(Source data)
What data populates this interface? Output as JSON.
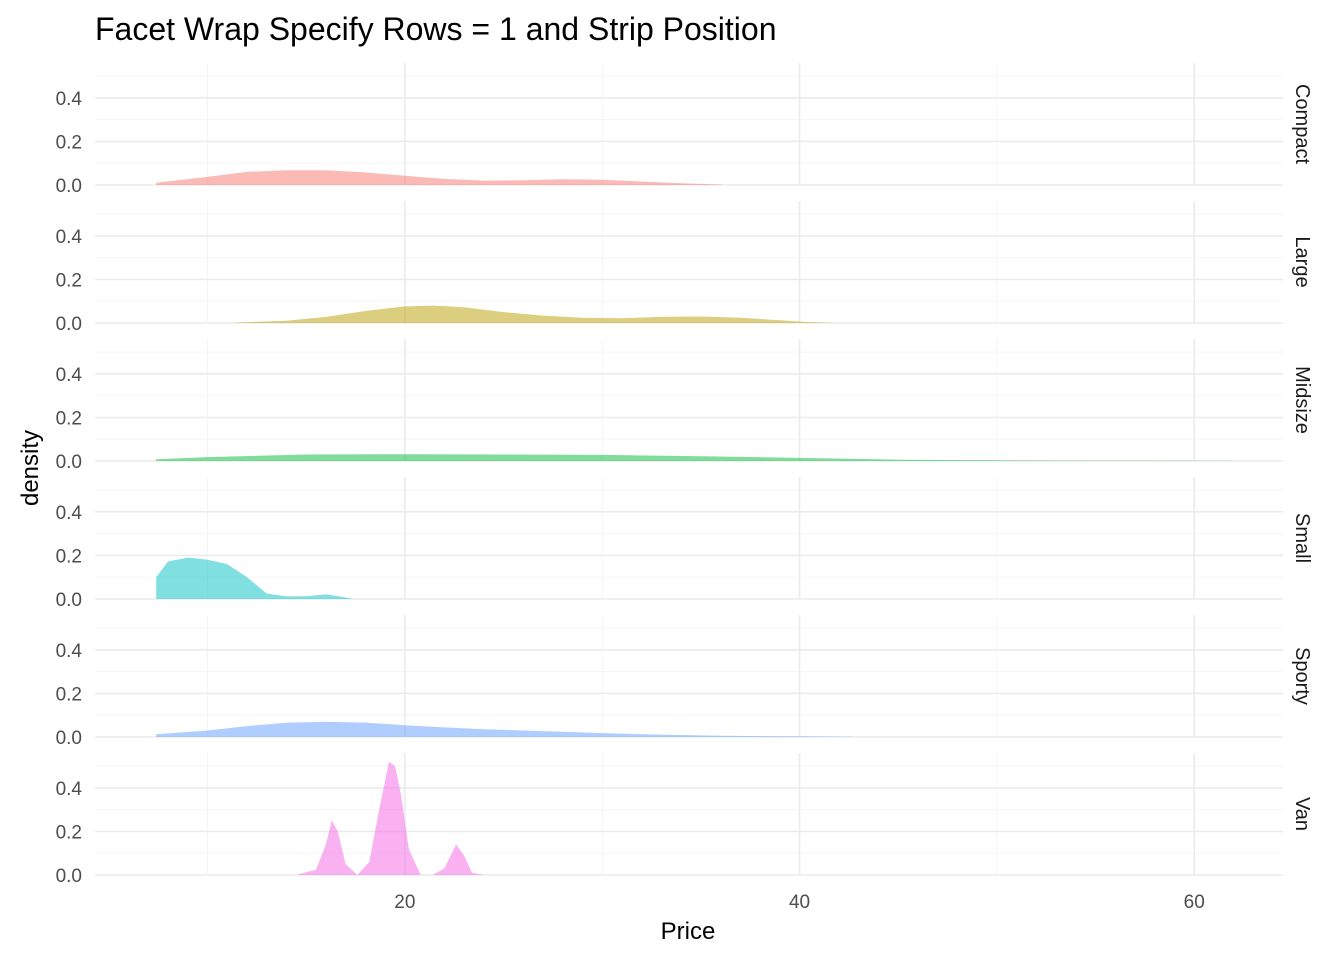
{
  "chart_data": {
    "type": "area",
    "title": "Facet Wrap Specify Rows = 1 and Strip Position",
    "xlabel": "Price",
    "ylabel": "density",
    "xlim": [
      4.3,
      64.5
    ],
    "ylim": [
      0,
      0.56
    ],
    "x_ticks": [
      20,
      40,
      60
    ],
    "y_ticks": [
      0.0,
      0.2,
      0.4
    ],
    "y_tick_labels": [
      "0.0",
      "0.2",
      "0.4"
    ],
    "strip_position": "right",
    "grid": true,
    "legend": "none",
    "fill_alpha": 0.5,
    "series": [
      {
        "name": "Compact",
        "color": "#F8766D",
        "x": [
          7.4,
          10,
          12,
          14,
          16,
          18,
          20,
          22,
          24,
          26,
          28,
          30,
          32,
          34,
          36.1
        ],
        "values": [
          0.01,
          0.037,
          0.06,
          0.068,
          0.068,
          0.058,
          0.042,
          0.028,
          0.02,
          0.022,
          0.026,
          0.024,
          0.016,
          0.008,
          0.002
        ]
      },
      {
        "name": "Large",
        "color": "#B79F00",
        "x": [
          11.4,
          14,
          16,
          18,
          20,
          21.5,
          23,
          25,
          27,
          29,
          31,
          33,
          35,
          37,
          39,
          40.5,
          41.6
        ],
        "values": [
          0.002,
          0.01,
          0.028,
          0.055,
          0.076,
          0.08,
          0.072,
          0.05,
          0.034,
          0.024,
          0.022,
          0.028,
          0.03,
          0.024,
          0.013,
          0.004,
          0.001
        ]
      },
      {
        "name": "Midsize",
        "color": "#00BA38",
        "x": [
          7.4,
          10,
          15,
          20,
          25,
          30,
          35,
          40,
          45,
          50,
          55,
          61.9
        ],
        "values": [
          0.008,
          0.018,
          0.03,
          0.031,
          0.03,
          0.028,
          0.022,
          0.014,
          0.006,
          0.003,
          0.002,
          0.001
        ]
      },
      {
        "name": "Small",
        "color": "#00BFC4",
        "x": [
          7.4,
          8,
          9,
          10,
          11,
          12,
          13,
          14,
          15,
          16,
          16.8,
          17.3
        ],
        "values": [
          0.1,
          0.172,
          0.19,
          0.18,
          0.16,
          0.1,
          0.025,
          0.012,
          0.013,
          0.021,
          0.01,
          0.002
        ]
      },
      {
        "name": "Sporty",
        "color": "#619CFF",
        "x": [
          7.4,
          10,
          12,
          14,
          16,
          18,
          20,
          22,
          24,
          26,
          28,
          30,
          32,
          34,
          36,
          38,
          40,
          42.7
        ],
        "values": [
          0.013,
          0.03,
          0.05,
          0.065,
          0.07,
          0.066,
          0.054,
          0.044,
          0.036,
          0.03,
          0.024,
          0.018,
          0.013,
          0.009,
          0.006,
          0.004,
          0.003,
          0.001
        ]
      },
      {
        "name": "Van",
        "color": "#F564E3",
        "x": [
          14.5,
          15.5,
          16,
          16.3,
          16.6,
          17,
          17.6,
          18.2,
          18.7,
          19.2,
          19.5,
          19.8,
          20.2,
          20.8,
          21.4,
          22,
          22.6,
          23,
          23.4,
          24
        ],
        "values": [
          0.0,
          0.025,
          0.14,
          0.25,
          0.2,
          0.05,
          0.0,
          0.06,
          0.3,
          0.52,
          0.5,
          0.37,
          0.12,
          0.0,
          0.0,
          0.03,
          0.14,
          0.09,
          0.01,
          0.0
        ]
      }
    ]
  }
}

→ Given problem
Looking at the records above, report how many lines contain the word "name". Answer with the number only.

→ Task output
6